● **Given request**
Pull out every line below holding the word "color".

● **Supplied information**
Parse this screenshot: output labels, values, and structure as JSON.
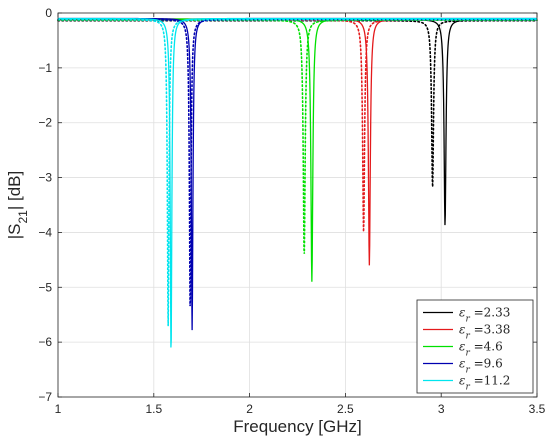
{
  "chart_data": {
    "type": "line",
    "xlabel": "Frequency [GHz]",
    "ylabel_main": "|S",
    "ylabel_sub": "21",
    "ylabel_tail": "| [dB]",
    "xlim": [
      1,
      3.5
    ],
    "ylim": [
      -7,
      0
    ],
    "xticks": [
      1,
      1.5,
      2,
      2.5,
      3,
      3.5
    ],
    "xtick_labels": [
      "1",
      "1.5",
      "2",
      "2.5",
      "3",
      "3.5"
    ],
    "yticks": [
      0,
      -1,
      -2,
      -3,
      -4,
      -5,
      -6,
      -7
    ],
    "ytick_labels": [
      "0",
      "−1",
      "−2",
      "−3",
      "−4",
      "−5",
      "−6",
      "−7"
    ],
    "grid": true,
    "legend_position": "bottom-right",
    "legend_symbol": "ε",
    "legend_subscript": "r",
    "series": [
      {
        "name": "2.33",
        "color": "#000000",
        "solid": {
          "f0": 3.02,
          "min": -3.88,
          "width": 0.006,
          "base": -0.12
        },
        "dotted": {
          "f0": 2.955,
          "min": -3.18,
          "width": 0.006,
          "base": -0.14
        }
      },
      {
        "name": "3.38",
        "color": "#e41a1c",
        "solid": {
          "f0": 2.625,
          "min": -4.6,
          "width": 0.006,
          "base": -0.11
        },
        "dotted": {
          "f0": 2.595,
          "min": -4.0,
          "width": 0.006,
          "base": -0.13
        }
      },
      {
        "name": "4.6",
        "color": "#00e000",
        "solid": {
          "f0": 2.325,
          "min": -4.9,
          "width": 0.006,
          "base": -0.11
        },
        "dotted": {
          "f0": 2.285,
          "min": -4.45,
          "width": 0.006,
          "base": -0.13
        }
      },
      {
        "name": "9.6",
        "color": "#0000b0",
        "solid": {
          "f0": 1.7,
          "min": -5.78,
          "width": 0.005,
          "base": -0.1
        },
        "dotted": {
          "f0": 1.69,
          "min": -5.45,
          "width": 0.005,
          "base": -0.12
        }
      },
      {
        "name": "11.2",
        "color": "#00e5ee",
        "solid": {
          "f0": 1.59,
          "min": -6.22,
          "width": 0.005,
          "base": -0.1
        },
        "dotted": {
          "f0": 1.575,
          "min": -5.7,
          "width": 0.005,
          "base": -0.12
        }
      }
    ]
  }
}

● **Result of this exercise**
        "color": "#000000",
        "color": "#e41a1c",
        "color": "#00e000",
        "color": "#0000b0",
        "color": "#00e5ee",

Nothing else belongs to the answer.